[Start Supplied information]
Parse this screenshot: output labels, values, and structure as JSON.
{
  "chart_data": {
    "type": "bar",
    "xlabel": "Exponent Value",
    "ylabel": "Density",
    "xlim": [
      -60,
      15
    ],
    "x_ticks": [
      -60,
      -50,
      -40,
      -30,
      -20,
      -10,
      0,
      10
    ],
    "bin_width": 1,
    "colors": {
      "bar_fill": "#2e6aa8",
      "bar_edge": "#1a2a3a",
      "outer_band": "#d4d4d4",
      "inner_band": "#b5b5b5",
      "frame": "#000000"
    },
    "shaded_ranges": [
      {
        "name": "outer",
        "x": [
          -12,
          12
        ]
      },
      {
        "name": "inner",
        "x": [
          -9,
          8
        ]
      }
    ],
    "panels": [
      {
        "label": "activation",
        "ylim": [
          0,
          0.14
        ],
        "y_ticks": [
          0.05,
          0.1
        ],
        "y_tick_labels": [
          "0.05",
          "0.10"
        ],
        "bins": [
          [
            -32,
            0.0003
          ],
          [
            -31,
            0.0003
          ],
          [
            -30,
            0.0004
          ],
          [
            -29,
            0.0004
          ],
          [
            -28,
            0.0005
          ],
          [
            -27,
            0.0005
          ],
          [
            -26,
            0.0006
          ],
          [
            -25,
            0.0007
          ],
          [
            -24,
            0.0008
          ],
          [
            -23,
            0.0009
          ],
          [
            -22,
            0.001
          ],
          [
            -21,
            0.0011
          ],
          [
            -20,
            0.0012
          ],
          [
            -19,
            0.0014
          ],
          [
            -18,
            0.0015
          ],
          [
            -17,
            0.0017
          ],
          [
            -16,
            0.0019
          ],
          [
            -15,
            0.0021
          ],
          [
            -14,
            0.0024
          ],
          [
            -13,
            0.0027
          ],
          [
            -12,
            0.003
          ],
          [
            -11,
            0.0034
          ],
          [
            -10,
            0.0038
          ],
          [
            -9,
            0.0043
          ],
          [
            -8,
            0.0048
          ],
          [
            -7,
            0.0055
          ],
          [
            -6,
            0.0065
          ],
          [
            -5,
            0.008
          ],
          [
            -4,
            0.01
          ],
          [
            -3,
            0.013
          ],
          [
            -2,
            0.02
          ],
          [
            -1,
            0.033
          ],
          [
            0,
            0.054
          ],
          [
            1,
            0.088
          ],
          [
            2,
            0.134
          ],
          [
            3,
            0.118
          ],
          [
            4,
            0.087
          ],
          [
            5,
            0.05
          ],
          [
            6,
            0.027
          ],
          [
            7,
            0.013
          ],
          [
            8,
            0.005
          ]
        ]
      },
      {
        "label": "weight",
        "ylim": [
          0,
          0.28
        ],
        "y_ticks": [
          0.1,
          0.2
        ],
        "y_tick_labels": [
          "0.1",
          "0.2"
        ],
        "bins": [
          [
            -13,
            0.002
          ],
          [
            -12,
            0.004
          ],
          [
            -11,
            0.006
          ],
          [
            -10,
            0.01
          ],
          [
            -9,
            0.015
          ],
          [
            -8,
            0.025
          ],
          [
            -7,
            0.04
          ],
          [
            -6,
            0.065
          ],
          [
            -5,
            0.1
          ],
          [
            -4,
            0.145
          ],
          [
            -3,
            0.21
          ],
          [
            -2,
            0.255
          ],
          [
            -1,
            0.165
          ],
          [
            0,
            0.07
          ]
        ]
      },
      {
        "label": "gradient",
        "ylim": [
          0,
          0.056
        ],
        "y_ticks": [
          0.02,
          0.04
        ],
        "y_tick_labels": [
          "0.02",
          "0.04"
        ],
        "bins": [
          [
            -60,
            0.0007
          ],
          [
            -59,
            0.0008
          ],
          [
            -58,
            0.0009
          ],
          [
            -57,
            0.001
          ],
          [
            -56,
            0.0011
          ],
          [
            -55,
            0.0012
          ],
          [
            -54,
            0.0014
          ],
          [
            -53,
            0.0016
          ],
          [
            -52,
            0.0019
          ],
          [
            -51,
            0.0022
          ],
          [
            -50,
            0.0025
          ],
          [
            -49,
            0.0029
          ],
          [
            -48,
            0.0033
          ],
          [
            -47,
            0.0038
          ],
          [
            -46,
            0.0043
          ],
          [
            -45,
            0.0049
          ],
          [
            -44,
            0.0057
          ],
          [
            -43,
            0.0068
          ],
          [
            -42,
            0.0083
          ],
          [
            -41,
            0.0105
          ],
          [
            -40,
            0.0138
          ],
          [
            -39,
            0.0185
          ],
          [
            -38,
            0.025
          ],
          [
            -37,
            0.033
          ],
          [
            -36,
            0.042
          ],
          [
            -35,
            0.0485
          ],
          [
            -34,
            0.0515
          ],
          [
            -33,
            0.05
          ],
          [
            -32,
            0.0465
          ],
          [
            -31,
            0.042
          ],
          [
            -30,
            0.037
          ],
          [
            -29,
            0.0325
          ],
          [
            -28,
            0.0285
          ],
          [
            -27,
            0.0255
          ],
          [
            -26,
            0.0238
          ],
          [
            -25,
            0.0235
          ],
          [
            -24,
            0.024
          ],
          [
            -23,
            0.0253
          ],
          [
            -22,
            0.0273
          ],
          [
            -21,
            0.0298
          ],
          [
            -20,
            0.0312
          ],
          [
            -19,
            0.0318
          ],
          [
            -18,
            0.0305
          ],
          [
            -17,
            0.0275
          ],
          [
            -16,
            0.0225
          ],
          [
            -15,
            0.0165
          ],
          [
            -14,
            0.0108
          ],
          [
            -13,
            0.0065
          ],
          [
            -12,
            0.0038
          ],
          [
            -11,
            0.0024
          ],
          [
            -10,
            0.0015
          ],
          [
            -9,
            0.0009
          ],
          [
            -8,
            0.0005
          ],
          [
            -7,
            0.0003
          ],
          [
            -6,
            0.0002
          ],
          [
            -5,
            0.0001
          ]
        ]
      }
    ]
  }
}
[End Supplied information]
**What the task requires:** Please set down all the data word for word.

**Answer to the task:**
Parse this screenshot: output labels, values, and structure as JSON.
{
  "chart_data": {
    "type": "bar",
    "xlabel": "Exponent Value",
    "ylabel": "Density",
    "xlim": [
      -60,
      15
    ],
    "x_ticks": [
      -60,
      -50,
      -40,
      -30,
      -20,
      -10,
      0,
      10
    ],
    "bin_width": 1,
    "colors": {
      "bar_fill": "#2e6aa8",
      "bar_edge": "#1a2a3a",
      "outer_band": "#d4d4d4",
      "inner_band": "#b5b5b5",
      "frame": "#000000"
    },
    "shaded_ranges": [
      {
        "name": "outer",
        "x": [
          -12,
          12
        ]
      },
      {
        "name": "inner",
        "x": [
          -9,
          8
        ]
      }
    ],
    "panels": [
      {
        "label": "activation",
        "ylim": [
          0,
          0.14
        ],
        "y_ticks": [
          0.05,
          0.1
        ],
        "y_tick_labels": [
          "0.05",
          "0.10"
        ],
        "bins": [
          [
            -32,
            0.0003
          ],
          [
            -31,
            0.0003
          ],
          [
            -30,
            0.0004
          ],
          [
            -29,
            0.0004
          ],
          [
            -28,
            0.0005
          ],
          [
            -27,
            0.0005
          ],
          [
            -26,
            0.0006
          ],
          [
            -25,
            0.0007
          ],
          [
            -24,
            0.0008
          ],
          [
            -23,
            0.0009
          ],
          [
            -22,
            0.001
          ],
          [
            -21,
            0.0011
          ],
          [
            -20,
            0.0012
          ],
          [
            -19,
            0.0014
          ],
          [
            -18,
            0.0015
          ],
          [
            -17,
            0.0017
          ],
          [
            -16,
            0.0019
          ],
          [
            -15,
            0.0021
          ],
          [
            -14,
            0.0024
          ],
          [
            -13,
            0.0027
          ],
          [
            -12,
            0.003
          ],
          [
            -11,
            0.0034
          ],
          [
            -10,
            0.0038
          ],
          [
            -9,
            0.0043
          ],
          [
            -8,
            0.0048
          ],
          [
            -7,
            0.0055
          ],
          [
            -6,
            0.0065
          ],
          [
            -5,
            0.008
          ],
          [
            -4,
            0.01
          ],
          [
            -3,
            0.013
          ],
          [
            -2,
            0.02
          ],
          [
            -1,
            0.033
          ],
          [
            0,
            0.054
          ],
          [
            1,
            0.088
          ],
          [
            2,
            0.134
          ],
          [
            3,
            0.118
          ],
          [
            4,
            0.087
          ],
          [
            5,
            0.05
          ],
          [
            6,
            0.027
          ],
          [
            7,
            0.013
          ],
          [
            8,
            0.005
          ]
        ]
      },
      {
        "label": "weight",
        "ylim": [
          0,
          0.28
        ],
        "y_ticks": [
          0.1,
          0.2
        ],
        "y_tick_labels": [
          "0.1",
          "0.2"
        ],
        "bins": [
          [
            -13,
            0.002
          ],
          [
            -12,
            0.004
          ],
          [
            -11,
            0.006
          ],
          [
            -10,
            0.01
          ],
          [
            -9,
            0.015
          ],
          [
            -8,
            0.025
          ],
          [
            -7,
            0.04
          ],
          [
            -6,
            0.065
          ],
          [
            -5,
            0.1
          ],
          [
            -4,
            0.145
          ],
          [
            -3,
            0.21
          ],
          [
            -2,
            0.255
          ],
          [
            -1,
            0.165
          ],
          [
            0,
            0.07
          ]
        ]
      },
      {
        "label": "gradient",
        "ylim": [
          0,
          0.056
        ],
        "y_ticks": [
          0.02,
          0.04
        ],
        "y_tick_labels": [
          "0.02",
          "0.04"
        ],
        "bins": [
          [
            -60,
            0.0007
          ],
          [
            -59,
            0.0008
          ],
          [
            -58,
            0.0009
          ],
          [
            -57,
            0.001
          ],
          [
            -56,
            0.0011
          ],
          [
            -55,
            0.0012
          ],
          [
            -54,
            0.0014
          ],
          [
            -53,
            0.0016
          ],
          [
            -52,
            0.0019
          ],
          [
            -51,
            0.0022
          ],
          [
            -50,
            0.0025
          ],
          [
            -49,
            0.0029
          ],
          [
            -48,
            0.0033
          ],
          [
            -47,
            0.0038
          ],
          [
            -46,
            0.0043
          ],
          [
            -45,
            0.0049
          ],
          [
            -44,
            0.0057
          ],
          [
            -43,
            0.0068
          ],
          [
            -42,
            0.0083
          ],
          [
            -41,
            0.0105
          ],
          [
            -40,
            0.0138
          ],
          [
            -39,
            0.0185
          ],
          [
            -38,
            0.025
          ],
          [
            -37,
            0.033
          ],
          [
            -36,
            0.042
          ],
          [
            -35,
            0.0485
          ],
          [
            -34,
            0.0515
          ],
          [
            -33,
            0.05
          ],
          [
            -32,
            0.0465
          ],
          [
            -31,
            0.042
          ],
          [
            -30,
            0.037
          ],
          [
            -29,
            0.0325
          ],
          [
            -28,
            0.0285
          ],
          [
            -27,
            0.0255
          ],
          [
            -26,
            0.0238
          ],
          [
            -25,
            0.0235
          ],
          [
            -24,
            0.024
          ],
          [
            -23,
            0.0253
          ],
          [
            -22,
            0.0273
          ],
          [
            -21,
            0.0298
          ],
          [
            -20,
            0.0312
          ],
          [
            -19,
            0.0318
          ],
          [
            -18,
            0.0305
          ],
          [
            -17,
            0.0275
          ],
          [
            -16,
            0.0225
          ],
          [
            -15,
            0.0165
          ],
          [
            -14,
            0.0108
          ],
          [
            -13,
            0.0065
          ],
          [
            -12,
            0.0038
          ],
          [
            -11,
            0.0024
          ],
          [
            -10,
            0.0015
          ],
          [
            -9,
            0.0009
          ],
          [
            -8,
            0.0005
          ],
          [
            -7,
            0.0003
          ],
          [
            -6,
            0.0002
          ],
          [
            -5,
            0.0001
          ]
        ]
      }
    ]
  }
}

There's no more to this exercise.